Retype the data below without altering anything.

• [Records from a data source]
——
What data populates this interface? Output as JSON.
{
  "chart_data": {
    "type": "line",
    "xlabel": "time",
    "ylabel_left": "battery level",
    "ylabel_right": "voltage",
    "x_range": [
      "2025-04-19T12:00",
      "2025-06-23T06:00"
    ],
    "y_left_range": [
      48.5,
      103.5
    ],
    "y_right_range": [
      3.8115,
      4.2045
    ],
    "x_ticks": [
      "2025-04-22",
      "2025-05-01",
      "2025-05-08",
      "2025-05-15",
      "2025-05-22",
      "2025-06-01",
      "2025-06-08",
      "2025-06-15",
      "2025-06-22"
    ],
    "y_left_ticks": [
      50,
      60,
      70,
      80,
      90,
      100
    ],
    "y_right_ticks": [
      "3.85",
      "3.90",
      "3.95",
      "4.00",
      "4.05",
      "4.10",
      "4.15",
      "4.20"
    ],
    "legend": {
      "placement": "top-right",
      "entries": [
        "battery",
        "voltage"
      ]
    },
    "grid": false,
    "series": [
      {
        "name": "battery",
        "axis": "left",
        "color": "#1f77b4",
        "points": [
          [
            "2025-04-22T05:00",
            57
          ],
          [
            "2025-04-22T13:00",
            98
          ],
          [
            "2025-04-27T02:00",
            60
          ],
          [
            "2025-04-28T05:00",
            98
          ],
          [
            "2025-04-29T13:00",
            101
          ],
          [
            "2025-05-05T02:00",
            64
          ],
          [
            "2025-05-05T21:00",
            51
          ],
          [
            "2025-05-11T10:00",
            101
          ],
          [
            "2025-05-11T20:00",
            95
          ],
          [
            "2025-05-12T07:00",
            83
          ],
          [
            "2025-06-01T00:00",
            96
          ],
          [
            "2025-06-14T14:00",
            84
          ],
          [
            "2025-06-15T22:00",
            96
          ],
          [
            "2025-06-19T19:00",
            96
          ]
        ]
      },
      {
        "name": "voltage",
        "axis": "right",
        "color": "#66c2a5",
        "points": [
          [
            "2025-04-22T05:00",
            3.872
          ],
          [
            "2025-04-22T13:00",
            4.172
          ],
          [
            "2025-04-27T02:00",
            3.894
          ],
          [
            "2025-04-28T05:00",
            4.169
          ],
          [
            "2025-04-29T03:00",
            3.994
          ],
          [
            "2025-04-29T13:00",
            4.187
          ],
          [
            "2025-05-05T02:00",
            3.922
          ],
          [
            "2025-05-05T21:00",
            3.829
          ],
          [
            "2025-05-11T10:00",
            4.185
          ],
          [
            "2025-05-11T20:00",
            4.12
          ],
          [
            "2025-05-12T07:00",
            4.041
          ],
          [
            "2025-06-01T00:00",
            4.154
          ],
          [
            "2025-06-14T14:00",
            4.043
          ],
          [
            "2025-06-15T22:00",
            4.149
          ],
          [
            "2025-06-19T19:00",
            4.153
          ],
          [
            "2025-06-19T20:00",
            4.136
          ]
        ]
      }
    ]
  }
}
——
• [FULL OUTPUT]
What data populates this interface? Output as JSON.
{
  "chart_data": {
    "type": "line",
    "xlabel": "time",
    "ylabel_left": "battery level",
    "ylabel_right": "voltage",
    "x_range": [
      "2025-04-19T12:00",
      "2025-06-23T06:00"
    ],
    "y_left_range": [
      48.5,
      103.5
    ],
    "y_right_range": [
      3.8115,
      4.2045
    ],
    "x_ticks": [
      "2025-04-22",
      "2025-05-01",
      "2025-05-08",
      "2025-05-15",
      "2025-05-22",
      "2025-06-01",
      "2025-06-08",
      "2025-06-15",
      "2025-06-22"
    ],
    "y_left_ticks": [
      50,
      60,
      70,
      80,
      90,
      100
    ],
    "y_right_ticks": [
      "3.85",
      "3.90",
      "3.95",
      "4.00",
      "4.05",
      "4.10",
      "4.15",
      "4.20"
    ],
    "legend": {
      "placement": "top-right",
      "entries": [
        "battery",
        "voltage"
      ]
    },
    "grid": false,
    "series": [
      {
        "name": "battery",
        "axis": "left",
        "color": "#1f77b4",
        "points": [
          [
            "2025-04-22T05:00",
            57
          ],
          [
            "2025-04-22T13:00",
            98
          ],
          [
            "2025-04-27T02:00",
            60
          ],
          [
            "2025-04-28T05:00",
            98
          ],
          [
            "2025-04-29T13:00",
            101
          ],
          [
            "2025-05-05T02:00",
            64
          ],
          [
            "2025-05-05T21:00",
            51
          ],
          [
            "2025-05-11T10:00",
            101
          ],
          [
            "2025-05-11T20:00",
            95
          ],
          [
            "2025-05-12T07:00",
            83
          ],
          [
            "2025-06-01T00:00",
            96
          ],
          [
            "2025-06-14T14:00",
            84
          ],
          [
            "2025-06-15T22:00",
            96
          ],
          [
            "2025-06-19T19:00",
            96
          ]
        ]
      },
      {
        "name": "voltage",
        "axis": "right",
        "color": "#66c2a5",
        "points": [
          [
            "2025-04-22T05:00",
            3.872
          ],
          [
            "2025-04-22T13:00",
            4.172
          ],
          [
            "2025-04-27T02:00",
            3.894
          ],
          [
            "2025-04-28T05:00",
            4.169
          ],
          [
            "2025-04-29T03:00",
            3.994
          ],
          [
            "2025-04-29T13:00",
            4.187
          ],
          [
            "2025-05-05T02:00",
            3.922
          ],
          [
            "2025-05-05T21:00",
            3.829
          ],
          [
            "2025-05-11T10:00",
            4.185
          ],
          [
            "2025-05-11T20:00",
            4.12
          ],
          [
            "2025-05-12T07:00",
            4.041
          ],
          [
            "2025-06-01T00:00",
            4.154
          ],
          [
            "2025-06-14T14:00",
            4.043
          ],
          [
            "2025-06-15T22:00",
            4.149
          ],
          [
            "2025-06-19T19:00",
            4.153
          ],
          [
            "2025-06-19T20:00",
            4.136
          ]
        ]
      }
    ]
  }
}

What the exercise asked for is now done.